#### [Available records]
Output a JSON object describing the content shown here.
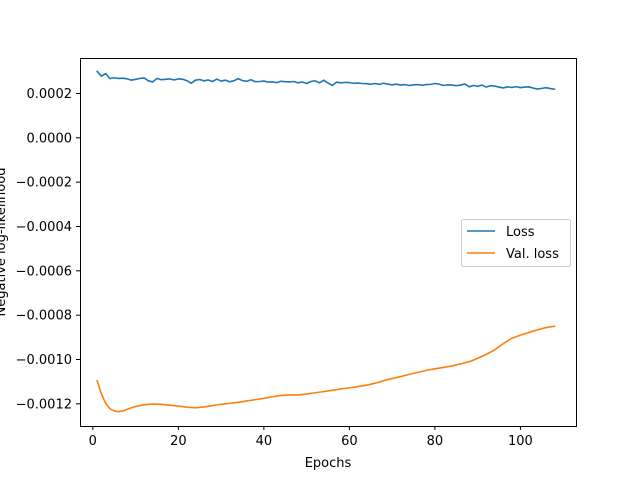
{
  "chart_data": {
    "type": "line",
    "title": "",
    "xlabel": "Epochs",
    "ylabel": "Negative log-likelihood",
    "xlim": [
      -3,
      113
    ],
    "ylim": [
      -0.0013,
      0.00036
    ],
    "x_ticks": [
      {
        "value": 0,
        "label": "0"
      },
      {
        "value": 20,
        "label": "20"
      },
      {
        "value": 40,
        "label": "40"
      },
      {
        "value": 60,
        "label": "60"
      },
      {
        "value": 80,
        "label": "80"
      },
      {
        "value": 100,
        "label": "100"
      }
    ],
    "y_ticks": [
      {
        "value": 0.0002,
        "label": "0.0002"
      },
      {
        "value": 0.0,
        "label": "0.0000"
      },
      {
        "value": -0.0002,
        "label": "−0.0002"
      },
      {
        "value": -0.0004,
        "label": "−0.0004"
      },
      {
        "value": -0.0006,
        "label": "−0.0006"
      },
      {
        "value": -0.0008,
        "label": "−0.0008"
      },
      {
        "value": -0.001,
        "label": "−0.0010"
      },
      {
        "value": -0.0012,
        "label": "−0.0012"
      }
    ],
    "grid": false,
    "legend_position": "center-right",
    "series": [
      {
        "name": "Loss",
        "color": "#1f77b4",
        "x": [
          1,
          2,
          3,
          4,
          5,
          6,
          7,
          8,
          9,
          10,
          11,
          12,
          13,
          14,
          15,
          16,
          17,
          18,
          19,
          20,
          21,
          22,
          23,
          24,
          25,
          26,
          27,
          28,
          29,
          30,
          31,
          32,
          33,
          34,
          35,
          36,
          37,
          38,
          39,
          40,
          41,
          42,
          43,
          44,
          45,
          46,
          47,
          48,
          49,
          50,
          51,
          52,
          53,
          54,
          55,
          56,
          57,
          58,
          59,
          60,
          61,
          62,
          63,
          64,
          65,
          66,
          67,
          68,
          69,
          70,
          71,
          72,
          73,
          74,
          75,
          76,
          77,
          78,
          79,
          80,
          81,
          82,
          83,
          84,
          85,
          86,
          87,
          88,
          89,
          90,
          91,
          92,
          93,
          94,
          95,
          96,
          97,
          98,
          99,
          100,
          101,
          102,
          103,
          104,
          105,
          106,
          107,
          108
        ],
        "values": [
          0.0003,
          0.000278,
          0.00029,
          0.000267,
          0.000271,
          0.000268,
          0.000269,
          0.000266,
          0.00026,
          0.000264,
          0.000268,
          0.00027,
          0.000257,
          0.000252,
          0.000268,
          0.000262,
          0.000264,
          0.000266,
          0.000261,
          0.000266,
          0.000264,
          0.000258,
          0.000246,
          0.00026,
          0.000263,
          0.000257,
          0.000261,
          0.000254,
          0.000265,
          0.000256,
          0.00026,
          0.000253,
          0.000257,
          0.000267,
          0.000258,
          0.000255,
          0.000262,
          0.000253,
          0.000254,
          0.000256,
          0.000251,
          0.000252,
          0.000249,
          0.000255,
          0.000253,
          0.000252,
          0.000254,
          0.000248,
          0.000252,
          0.000245,
          0.000254,
          0.000257,
          0.000248,
          0.00026,
          0.000247,
          0.000236,
          0.000251,
          0.000248,
          0.00025,
          0.000249,
          0.000246,
          0.000247,
          0.000245,
          0.000244,
          0.000242,
          0.000245,
          0.000241,
          0.000246,
          0.000242,
          0.000239,
          0.000242,
          0.000238,
          0.00024,
          0.000236,
          0.000239,
          0.00024,
          0.000237,
          0.00024,
          0.000241,
          0.000245,
          0.000242,
          0.000236,
          0.000239,
          0.000238,
          0.000235,
          0.000238,
          0.000243,
          0.00023,
          0.000236,
          0.000232,
          0.000238,
          0.000229,
          0.000235,
          0.000233,
          0.000229,
          0.000225,
          0.00023,
          0.000227,
          0.000231,
          0.000226,
          0.000229,
          0.00023,
          0.000224,
          0.00022,
          0.000223,
          0.000226,
          0.000222,
          0.000219
        ]
      },
      {
        "name": "Val. loss",
        "color": "#ff7f0e",
        "x": [
          1,
          2,
          3,
          4,
          5,
          6,
          7,
          8,
          9,
          10,
          12,
          14,
          16,
          18,
          20,
          22,
          24,
          26,
          28,
          30,
          32,
          34,
          36,
          38,
          40,
          42,
          44,
          46,
          48,
          50,
          52,
          54,
          56,
          58,
          60,
          62,
          64,
          66,
          68,
          70,
          72,
          74,
          76,
          78,
          80,
          82,
          84,
          86,
          88,
          90,
          92,
          94,
          96,
          98,
          100,
          102,
          104,
          106,
          108
        ],
        "values": [
          -0.001095,
          -0.001155,
          -0.001198,
          -0.001222,
          -0.001232,
          -0.001235,
          -0.001232,
          -0.001225,
          -0.001218,
          -0.001212,
          -0.001204,
          -0.001201,
          -0.001202,
          -0.001206,
          -0.00121,
          -0.001215,
          -0.001218,
          -0.001214,
          -0.001208,
          -0.001202,
          -0.001198,
          -0.001193,
          -0.001187,
          -0.001181,
          -0.001175,
          -0.001168,
          -0.001162,
          -0.00116,
          -0.00116,
          -0.001156,
          -0.00115,
          -0.001145,
          -0.001139,
          -0.001133,
          -0.001128,
          -0.001122,
          -0.001116,
          -0.001107,
          -0.001096,
          -0.001086,
          -0.001077,
          -0.001067,
          -0.001058,
          -0.001049,
          -0.001042,
          -0.001036,
          -0.001029,
          -0.00102,
          -0.00101,
          -0.000995,
          -0.000977,
          -0.000956,
          -0.000928,
          -0.000904,
          -0.00089,
          -0.000878,
          -0.000866,
          -0.000856,
          -0.00085
        ]
      }
    ]
  }
}
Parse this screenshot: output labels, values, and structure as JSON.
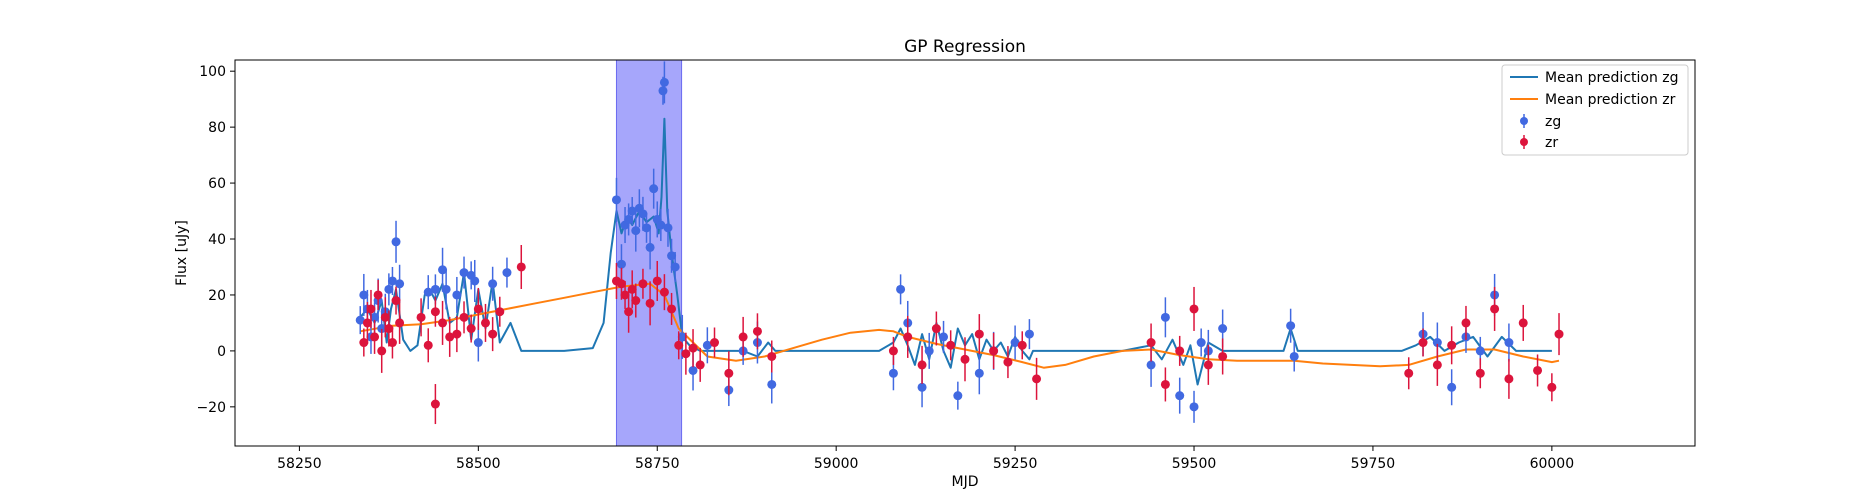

#### [Requirements]
Within the listing above, find every line containing the string "JSON" and return it.

#### [Written response]
Output a JSON object describing the content shown here.
Parse this screenshot: output labels, values, and structure as JSON.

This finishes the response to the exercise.